DO THIS:
Go through the records and extract every line with the word "badge".

[Chart and figure data]
(begin)

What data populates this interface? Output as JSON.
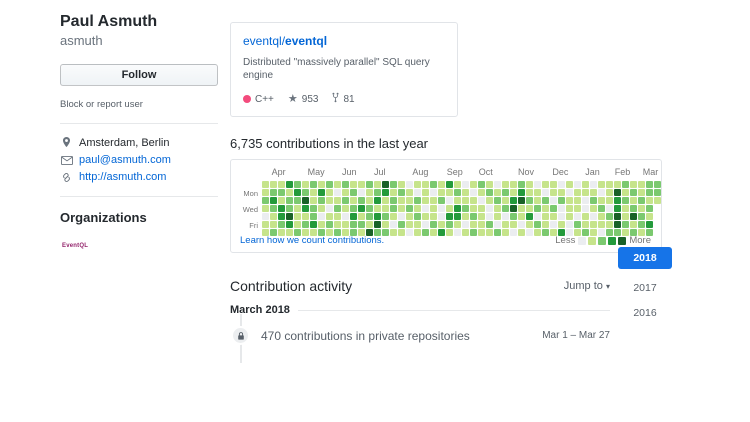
{
  "accent": {
    "link_blue": "#0366d6",
    "year_active_bg": "#1674e8"
  },
  "profile": {
    "name": "Paul Asmuth",
    "username": "asmuth",
    "follow_label": "Follow",
    "block_label": "Block or report user",
    "location": "Amsterdam, Berlin",
    "email": "paul@asmuth.com",
    "website": "http://asmuth.com",
    "organizations_title": "Organizations",
    "organization": "EventQL"
  },
  "pinned_repo": {
    "owner": "eventql/",
    "name": "eventql",
    "description": "Distributed \"massively parallel\" SQL query engine",
    "language": "C++",
    "language_color": "#f34b7d",
    "stars": "953",
    "forks": "81"
  },
  "contributions": {
    "summary": "6,735 contributions in the last year",
    "footer_link": "Learn how we count contributions.",
    "legend_less": "Less",
    "legend_more": "More",
    "level_colors": [
      "#ebedf0",
      "#c6e48b",
      "#7bc96f",
      "#239a3b",
      "#196127"
    ],
    "day_labels": [
      {
        "label": "Mon",
        "row": 1
      },
      {
        "label": "Wed",
        "row": 3
      },
      {
        "label": "Fri",
        "row": 5
      }
    ],
    "months": [
      {
        "label": "Apr",
        "col": 1.2
      },
      {
        "label": "May",
        "col": 5.7
      },
      {
        "label": "Jun",
        "col": 10.0
      },
      {
        "label": "Jul",
        "col": 14.0
      },
      {
        "label": "Aug",
        "col": 18.8
      },
      {
        "label": "Sep",
        "col": 23.1
      },
      {
        "label": "Oct",
        "col": 27.1
      },
      {
        "label": "Nov",
        "col": 32.0
      },
      {
        "label": "Dec",
        "col": 36.3
      },
      {
        "label": "Jan",
        "col": 40.4
      },
      {
        "label": "Feb",
        "col": 44.1
      },
      {
        "label": "Mar",
        "col": 47.6
      }
    ],
    "weeks": [
      "1121011",
      "1232112",
      "1213321",
      "3122431",
      "2321112",
      "1243121",
      "2112231",
      "1321012",
      "2110121",
      "1012112",
      "2121011",
      "1212322",
      "1023121",
      "2112214",
      "1231342",
      "4311212",
      "2122101",
      "1211021",
      "0112110",
      "1021211",
      "1110102",
      "2011121",
      "1120013",
      "3101321",
      "1213310",
      "0112101",
      "1011212",
      "2101111",
      "1210021",
      "0121102",
      "1212011",
      "1134210",
      "2341101",
      "1121310",
      "0112021",
      "1021112",
      "1102101",
      "0120013",
      "1011100",
      "0111021",
      "1100112",
      "0121011",
      "1012110",
      "1110212",
      "1433442",
      "2121121",
      "1212412",
      "1121221",
      "2212132",
      "221"
    ]
  },
  "activity": {
    "title": "Contribution activity",
    "jump_to": "Jump to",
    "years": [
      "2018",
      "2017",
      "2016"
    ],
    "month_header": "March 2018",
    "item_text": "470 contributions in private repositories",
    "item_date": "Mar 1 – Mar 27"
  }
}
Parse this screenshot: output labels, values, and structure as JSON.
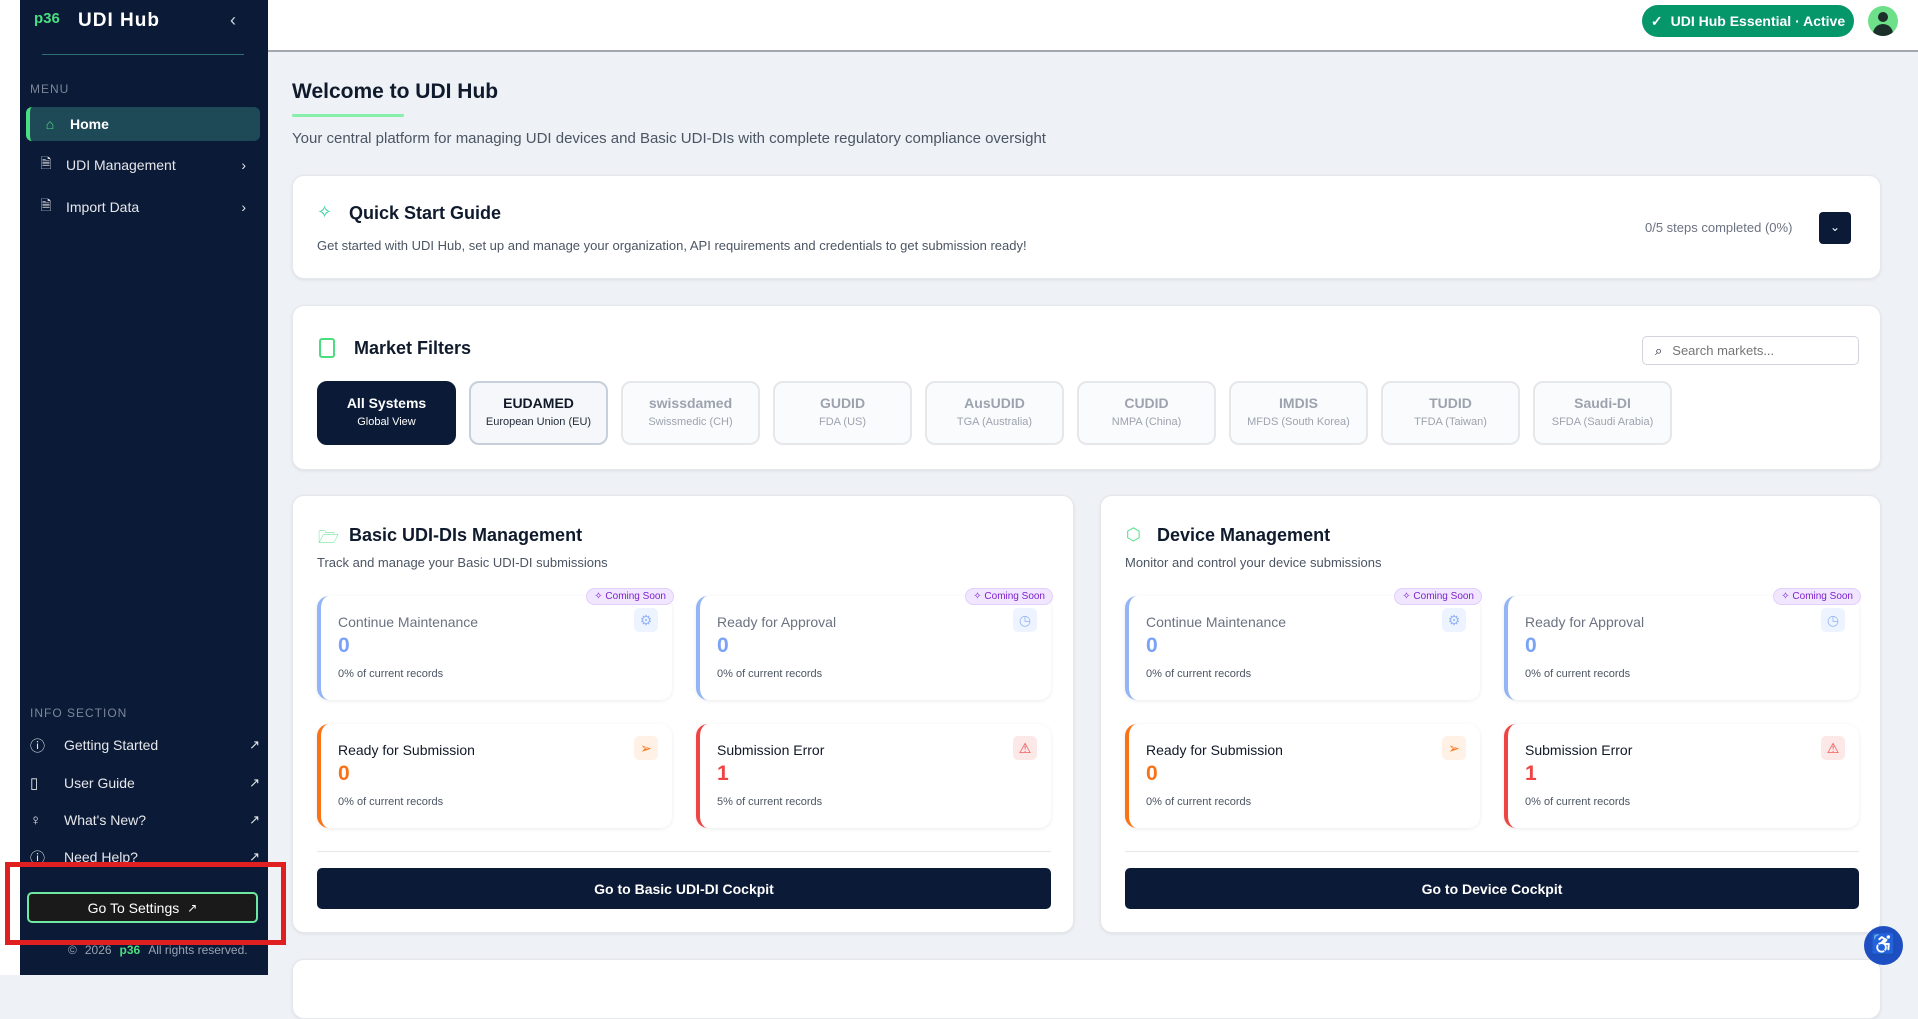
{
  "sidebar": {
    "logo": "p36",
    "brand": "UDI Hub",
    "menu_label": "MENU",
    "items": [
      {
        "label": "Home",
        "icon": "home-icon"
      },
      {
        "label": "UDI Management",
        "icon": "file-check-icon"
      },
      {
        "label": "Import Data",
        "icon": "file-text-icon"
      }
    ],
    "info_label": "INFO SECTION",
    "info_items": [
      {
        "label": "Getting Started"
      },
      {
        "label": "User Guide"
      },
      {
        "label": "What's New?"
      },
      {
        "label": "Need Help?"
      }
    ],
    "settings": "Go To Settings",
    "footer": {
      "year": "2026",
      "logo": "p36",
      "rights": "All rights reserved."
    }
  },
  "topbar": {
    "badge": "UDI Hub Essential · Active"
  },
  "main": {
    "title": "Welcome to UDI Hub",
    "subtitle": "Your central platform for managing UDI devices and Basic UDI-DIs with complete regulatory compliance oversight",
    "quick_start": {
      "title": "Quick Start Guide",
      "desc": "Get started with UDI Hub, set up and manage your organization, API requirements and credentials to get submission ready!",
      "progress": "0/5 steps completed (0%)"
    },
    "market": {
      "title": "Market Filters",
      "search_placeholder": "Search markets...",
      "chips": [
        {
          "name": "All Systems",
          "region": "Global View"
        },
        {
          "name": "EUDAMED",
          "region": "European Union (EU)"
        },
        {
          "name": "swissdamed",
          "region": "Swissmedic (CH)"
        },
        {
          "name": "GUDID",
          "region": "FDA (US)"
        },
        {
          "name": "AusUDID",
          "region": "TGA (Australia)"
        },
        {
          "name": "CUDID",
          "region": "NMPA (China)"
        },
        {
          "name": "IMDIS",
          "region": "MFDS (South Korea)"
        },
        {
          "name": "TUDID",
          "region": "TFDA (Taiwan)"
        },
        {
          "name": "Saudi-DI",
          "region": "SFDA (Saudi Arabia)"
        }
      ]
    },
    "coming_soon": "Coming Soon",
    "basic": {
      "title": "Basic UDI-DIs Management",
      "desc": "Track and manage your Basic UDI-DI submissions",
      "button": "Go to Basic UDI-DI Cockpit",
      "stats": [
        {
          "label": "Continue Maintenance",
          "value": "0",
          "pct": "0% of current records"
        },
        {
          "label": "Ready for Approval",
          "value": "0",
          "pct": "0% of current records"
        },
        {
          "label": "Ready for Submission",
          "value": "0",
          "pct": "0% of current records"
        },
        {
          "label": "Submission Error",
          "value": "1",
          "pct": "5% of current records"
        }
      ]
    },
    "device": {
      "title": "Device Management",
      "desc": "Monitor and control your device submissions",
      "button": "Go to Device Cockpit",
      "stats": [
        {
          "label": "Continue Maintenance",
          "value": "0",
          "pct": "0% of current records"
        },
        {
          "label": "Ready for Approval",
          "value": "0",
          "pct": "0% of current records"
        },
        {
          "label": "Ready for Submission",
          "value": "0",
          "pct": "0% of current records"
        },
        {
          "label": "Submission Error",
          "value": "1",
          "pct": "0% of current records"
        }
      ]
    }
  },
  "colors": {
    "sidebar": "#0b1a36",
    "accent": "#4ade80",
    "badge": "#059669",
    "blue": "#93b4f5",
    "orange": "#f97316",
    "red": "#ef4444"
  }
}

(end)

TASK RESULT:
    "badge": "UDI Hub Essential · Active"
    "badge": "#059669",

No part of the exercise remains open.